___ Trecho do documento ___

O ex-presidente Jair Bolsonaro passou a primeira noite detido no Complexo Penitenciário da Papuda, em Brasília, no espaço conhecido como “Papudinha”, onde funciona o 19º Batalhão da Polícia Militar do Distrito Federal. A defesa voltou a solicitar a conversão da pena em prisão domiciliar, mas o pedido só será analisado após a realização de uma perícia médica.
A transferência de Bolsonaro da Superintendência da Polícia Federal para a unidade prisional ocorreu por determinação do ministro do Supremo Tribunal Federal (STF) Alexandre de Moraes. Na decisão, o magistrado ordenou que o ex-presidente seja avaliado por uma junta médica da Polícia Federal, responsável por analisar seu estado de saúde e indicar se há necessidade de adaptações para o cumprimento da pena no local ou eventual transferência para um hospital penitenciário.
Segundo Moraes, a perícia é etapa obrigatória antes da análise do novo pedido de prisão domiciliar humanitária apresentado pela defesa. O laudo deverá detalhar a condição clínica do custodiado e apontar as medidas necessárias para garantir o cumprimento da pena de forma adequada.
Também estão detidos na Papudinha o ex-ministro da Justiça Anderson Torres e o ex-diretor-geral da Polícia Rodoviária Federal Silvinei Vasques, ambos condenados por envolvimento na tentativa de golpe.

___

### Instrução de trabalho 1:
Traduza para o inglês a seguinte frase do trecho do documento: “Segundo Moraes, a perícia é etapa obrigatória antes da análise do novo pedido de prisão domiciliar humanitária apresentado pela defesa.”
### Instrução de trabalho 2:
Edite o trecho do documento de “A transferência de” a “um hospital penitenciário.”, trocando “junta médica” por “equipe médica”.

___ Dados fornecidos ___

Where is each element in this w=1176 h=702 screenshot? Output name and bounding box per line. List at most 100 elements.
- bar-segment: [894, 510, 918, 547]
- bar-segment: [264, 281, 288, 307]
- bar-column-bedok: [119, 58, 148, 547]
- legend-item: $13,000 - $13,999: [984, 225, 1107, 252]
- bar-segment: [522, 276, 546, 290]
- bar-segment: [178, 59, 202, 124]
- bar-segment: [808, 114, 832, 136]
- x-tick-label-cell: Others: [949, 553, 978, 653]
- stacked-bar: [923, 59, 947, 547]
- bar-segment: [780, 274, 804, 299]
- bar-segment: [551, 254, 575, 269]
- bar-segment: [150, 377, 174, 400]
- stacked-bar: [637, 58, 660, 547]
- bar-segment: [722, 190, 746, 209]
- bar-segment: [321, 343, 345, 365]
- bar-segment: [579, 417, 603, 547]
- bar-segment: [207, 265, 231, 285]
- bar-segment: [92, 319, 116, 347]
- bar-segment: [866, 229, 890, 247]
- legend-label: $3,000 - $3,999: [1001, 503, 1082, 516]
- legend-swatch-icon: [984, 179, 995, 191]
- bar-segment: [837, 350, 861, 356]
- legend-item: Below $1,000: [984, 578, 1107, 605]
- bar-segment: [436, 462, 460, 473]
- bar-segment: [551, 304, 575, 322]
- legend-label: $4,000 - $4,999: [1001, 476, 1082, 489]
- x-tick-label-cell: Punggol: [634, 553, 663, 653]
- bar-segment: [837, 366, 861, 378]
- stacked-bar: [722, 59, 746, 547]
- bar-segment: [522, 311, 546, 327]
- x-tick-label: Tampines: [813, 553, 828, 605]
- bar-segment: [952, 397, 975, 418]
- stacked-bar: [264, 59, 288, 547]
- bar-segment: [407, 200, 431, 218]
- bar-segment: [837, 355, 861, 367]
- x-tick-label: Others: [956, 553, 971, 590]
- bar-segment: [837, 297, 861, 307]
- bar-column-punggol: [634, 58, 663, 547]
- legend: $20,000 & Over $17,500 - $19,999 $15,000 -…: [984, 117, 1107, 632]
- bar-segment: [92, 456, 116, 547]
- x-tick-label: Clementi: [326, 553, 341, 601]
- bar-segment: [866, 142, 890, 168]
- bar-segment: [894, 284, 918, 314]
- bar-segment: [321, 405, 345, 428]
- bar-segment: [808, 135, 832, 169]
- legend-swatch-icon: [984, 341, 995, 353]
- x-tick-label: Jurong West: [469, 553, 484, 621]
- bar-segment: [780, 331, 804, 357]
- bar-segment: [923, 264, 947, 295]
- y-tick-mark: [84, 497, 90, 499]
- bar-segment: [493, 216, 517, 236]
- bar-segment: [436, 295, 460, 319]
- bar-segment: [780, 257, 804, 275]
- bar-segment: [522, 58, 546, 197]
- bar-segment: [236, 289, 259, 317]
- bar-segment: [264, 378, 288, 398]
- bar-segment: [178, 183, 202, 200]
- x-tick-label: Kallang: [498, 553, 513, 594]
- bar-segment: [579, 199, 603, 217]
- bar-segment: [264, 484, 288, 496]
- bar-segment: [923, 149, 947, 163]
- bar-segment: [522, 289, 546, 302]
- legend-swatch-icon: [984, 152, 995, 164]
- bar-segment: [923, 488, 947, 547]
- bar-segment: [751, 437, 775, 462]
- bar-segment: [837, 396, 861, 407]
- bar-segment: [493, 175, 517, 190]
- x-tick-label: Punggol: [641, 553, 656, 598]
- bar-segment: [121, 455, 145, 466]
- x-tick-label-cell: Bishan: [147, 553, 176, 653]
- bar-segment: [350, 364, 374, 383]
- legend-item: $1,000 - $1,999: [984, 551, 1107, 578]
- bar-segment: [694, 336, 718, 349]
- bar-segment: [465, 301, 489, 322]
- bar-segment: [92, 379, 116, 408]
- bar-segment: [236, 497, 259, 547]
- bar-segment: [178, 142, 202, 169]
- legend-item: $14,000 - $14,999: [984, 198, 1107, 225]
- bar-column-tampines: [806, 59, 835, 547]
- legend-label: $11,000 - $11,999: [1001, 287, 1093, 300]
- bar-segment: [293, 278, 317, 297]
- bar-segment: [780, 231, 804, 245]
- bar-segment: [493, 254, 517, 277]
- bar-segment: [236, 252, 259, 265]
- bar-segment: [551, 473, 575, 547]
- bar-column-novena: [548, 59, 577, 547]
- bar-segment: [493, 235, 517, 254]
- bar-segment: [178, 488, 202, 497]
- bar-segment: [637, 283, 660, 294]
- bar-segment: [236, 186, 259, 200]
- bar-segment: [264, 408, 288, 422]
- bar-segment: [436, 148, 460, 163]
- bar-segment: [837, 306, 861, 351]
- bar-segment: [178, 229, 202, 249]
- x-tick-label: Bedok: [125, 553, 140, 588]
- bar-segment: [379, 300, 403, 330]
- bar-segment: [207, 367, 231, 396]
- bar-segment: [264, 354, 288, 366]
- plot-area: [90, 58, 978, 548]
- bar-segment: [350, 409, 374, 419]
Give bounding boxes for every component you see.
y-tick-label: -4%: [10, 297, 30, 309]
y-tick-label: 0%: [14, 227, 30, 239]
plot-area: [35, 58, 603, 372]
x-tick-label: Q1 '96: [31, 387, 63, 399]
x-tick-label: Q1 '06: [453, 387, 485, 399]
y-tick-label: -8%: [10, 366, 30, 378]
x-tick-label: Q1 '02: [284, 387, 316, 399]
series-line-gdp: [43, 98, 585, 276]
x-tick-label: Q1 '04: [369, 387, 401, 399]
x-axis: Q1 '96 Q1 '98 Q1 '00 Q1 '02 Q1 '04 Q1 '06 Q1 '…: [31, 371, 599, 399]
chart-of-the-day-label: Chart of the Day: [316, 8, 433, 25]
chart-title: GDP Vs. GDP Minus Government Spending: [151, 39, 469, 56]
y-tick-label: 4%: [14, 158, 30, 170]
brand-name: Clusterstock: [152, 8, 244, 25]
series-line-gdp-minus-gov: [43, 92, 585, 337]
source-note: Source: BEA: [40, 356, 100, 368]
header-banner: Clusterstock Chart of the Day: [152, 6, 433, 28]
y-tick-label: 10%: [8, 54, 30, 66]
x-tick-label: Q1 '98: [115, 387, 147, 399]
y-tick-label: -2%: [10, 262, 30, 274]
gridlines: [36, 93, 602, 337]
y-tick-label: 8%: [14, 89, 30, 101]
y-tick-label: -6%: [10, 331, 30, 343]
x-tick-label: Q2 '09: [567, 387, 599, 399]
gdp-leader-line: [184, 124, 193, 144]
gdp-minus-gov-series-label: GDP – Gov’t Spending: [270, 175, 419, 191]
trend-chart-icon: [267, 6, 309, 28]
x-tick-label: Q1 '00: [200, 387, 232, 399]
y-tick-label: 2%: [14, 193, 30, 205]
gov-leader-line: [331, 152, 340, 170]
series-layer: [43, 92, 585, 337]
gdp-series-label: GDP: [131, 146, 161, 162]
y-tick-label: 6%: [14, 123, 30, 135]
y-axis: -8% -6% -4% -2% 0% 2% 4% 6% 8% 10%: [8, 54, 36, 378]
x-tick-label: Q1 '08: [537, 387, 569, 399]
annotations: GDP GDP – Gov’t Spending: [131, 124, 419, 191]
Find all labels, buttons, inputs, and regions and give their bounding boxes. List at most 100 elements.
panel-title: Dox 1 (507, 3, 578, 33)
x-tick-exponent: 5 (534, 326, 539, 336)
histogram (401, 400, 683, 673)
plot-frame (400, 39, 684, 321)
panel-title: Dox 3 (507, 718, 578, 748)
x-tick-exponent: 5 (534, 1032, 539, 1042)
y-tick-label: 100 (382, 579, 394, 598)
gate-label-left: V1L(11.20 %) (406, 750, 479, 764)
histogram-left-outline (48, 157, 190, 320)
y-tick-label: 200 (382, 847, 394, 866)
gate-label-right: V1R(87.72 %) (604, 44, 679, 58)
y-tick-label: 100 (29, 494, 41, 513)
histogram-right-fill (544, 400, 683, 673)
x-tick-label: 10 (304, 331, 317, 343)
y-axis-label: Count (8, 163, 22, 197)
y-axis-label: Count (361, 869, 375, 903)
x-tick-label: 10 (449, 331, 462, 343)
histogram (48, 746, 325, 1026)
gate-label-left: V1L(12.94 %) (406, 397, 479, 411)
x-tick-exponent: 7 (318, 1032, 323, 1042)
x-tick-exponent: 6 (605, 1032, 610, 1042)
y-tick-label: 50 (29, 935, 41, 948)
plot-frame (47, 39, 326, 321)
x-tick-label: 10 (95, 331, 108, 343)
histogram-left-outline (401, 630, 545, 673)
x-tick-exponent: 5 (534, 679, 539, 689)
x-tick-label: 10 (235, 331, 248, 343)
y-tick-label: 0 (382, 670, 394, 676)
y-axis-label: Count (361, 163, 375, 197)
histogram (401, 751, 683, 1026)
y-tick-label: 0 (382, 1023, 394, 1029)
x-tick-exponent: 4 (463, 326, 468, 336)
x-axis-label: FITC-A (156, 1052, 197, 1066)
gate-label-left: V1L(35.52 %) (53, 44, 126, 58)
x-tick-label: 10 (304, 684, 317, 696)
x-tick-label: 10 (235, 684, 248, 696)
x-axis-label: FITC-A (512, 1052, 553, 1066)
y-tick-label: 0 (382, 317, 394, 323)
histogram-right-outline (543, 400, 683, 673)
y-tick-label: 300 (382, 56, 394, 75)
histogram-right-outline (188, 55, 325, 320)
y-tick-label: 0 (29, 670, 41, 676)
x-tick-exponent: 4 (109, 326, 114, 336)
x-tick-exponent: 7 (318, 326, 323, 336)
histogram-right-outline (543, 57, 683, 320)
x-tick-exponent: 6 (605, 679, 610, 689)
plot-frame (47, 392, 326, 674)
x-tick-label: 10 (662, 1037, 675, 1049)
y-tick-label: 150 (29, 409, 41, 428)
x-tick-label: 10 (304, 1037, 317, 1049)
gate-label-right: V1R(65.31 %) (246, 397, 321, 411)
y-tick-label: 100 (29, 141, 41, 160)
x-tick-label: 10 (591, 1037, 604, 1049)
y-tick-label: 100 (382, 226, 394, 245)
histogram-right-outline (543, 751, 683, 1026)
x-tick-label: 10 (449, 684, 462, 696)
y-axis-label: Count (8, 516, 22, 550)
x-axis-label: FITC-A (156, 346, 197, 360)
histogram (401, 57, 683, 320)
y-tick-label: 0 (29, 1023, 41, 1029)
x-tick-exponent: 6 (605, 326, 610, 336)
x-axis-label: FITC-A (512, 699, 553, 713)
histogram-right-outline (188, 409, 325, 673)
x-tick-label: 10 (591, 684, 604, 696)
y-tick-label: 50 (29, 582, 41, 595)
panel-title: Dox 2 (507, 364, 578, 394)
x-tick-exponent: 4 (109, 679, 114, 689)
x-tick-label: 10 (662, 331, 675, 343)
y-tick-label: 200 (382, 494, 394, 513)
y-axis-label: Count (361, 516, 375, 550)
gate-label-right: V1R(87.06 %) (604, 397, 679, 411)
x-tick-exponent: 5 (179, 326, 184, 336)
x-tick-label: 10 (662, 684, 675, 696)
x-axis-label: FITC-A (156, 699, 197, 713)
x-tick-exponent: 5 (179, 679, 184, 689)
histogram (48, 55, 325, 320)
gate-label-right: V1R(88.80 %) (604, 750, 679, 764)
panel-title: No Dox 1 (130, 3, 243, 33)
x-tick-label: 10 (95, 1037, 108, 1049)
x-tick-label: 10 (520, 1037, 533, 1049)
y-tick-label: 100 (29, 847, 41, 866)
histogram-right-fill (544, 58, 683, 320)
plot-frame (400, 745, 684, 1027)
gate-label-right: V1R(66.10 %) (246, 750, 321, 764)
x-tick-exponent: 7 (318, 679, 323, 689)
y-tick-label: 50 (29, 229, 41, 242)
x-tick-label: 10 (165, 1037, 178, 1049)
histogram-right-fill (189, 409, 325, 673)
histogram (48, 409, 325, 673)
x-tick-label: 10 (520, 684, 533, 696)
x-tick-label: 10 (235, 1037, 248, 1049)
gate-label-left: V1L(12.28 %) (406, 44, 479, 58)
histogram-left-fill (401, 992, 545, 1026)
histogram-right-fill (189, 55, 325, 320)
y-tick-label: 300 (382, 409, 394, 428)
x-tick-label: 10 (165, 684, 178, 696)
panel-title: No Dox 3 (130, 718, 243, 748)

___

### Resultado 1:
According to Moraes, the medical examination is a mandatory step before the analysis of the new request for humanitarian house arrest submitted by the defense.

### Resultado 2:
A transferência de Bolsonaro da Superintendência da Polícia Federal para a unidade prisional ocorreu por determinação do ministro do Supremo Tribunal Federal (STF) Alexandre de Moraes. Na decisão, o magistrado ordenou que o ex-presidente seja avaliado por uma equipe médica da Polícia Federal, responsável por analisar seu estado de saúde e indicar se há necessidade de adaptações para o cumprimento da pena no local ou eventual transferência para um hospital penitenciário.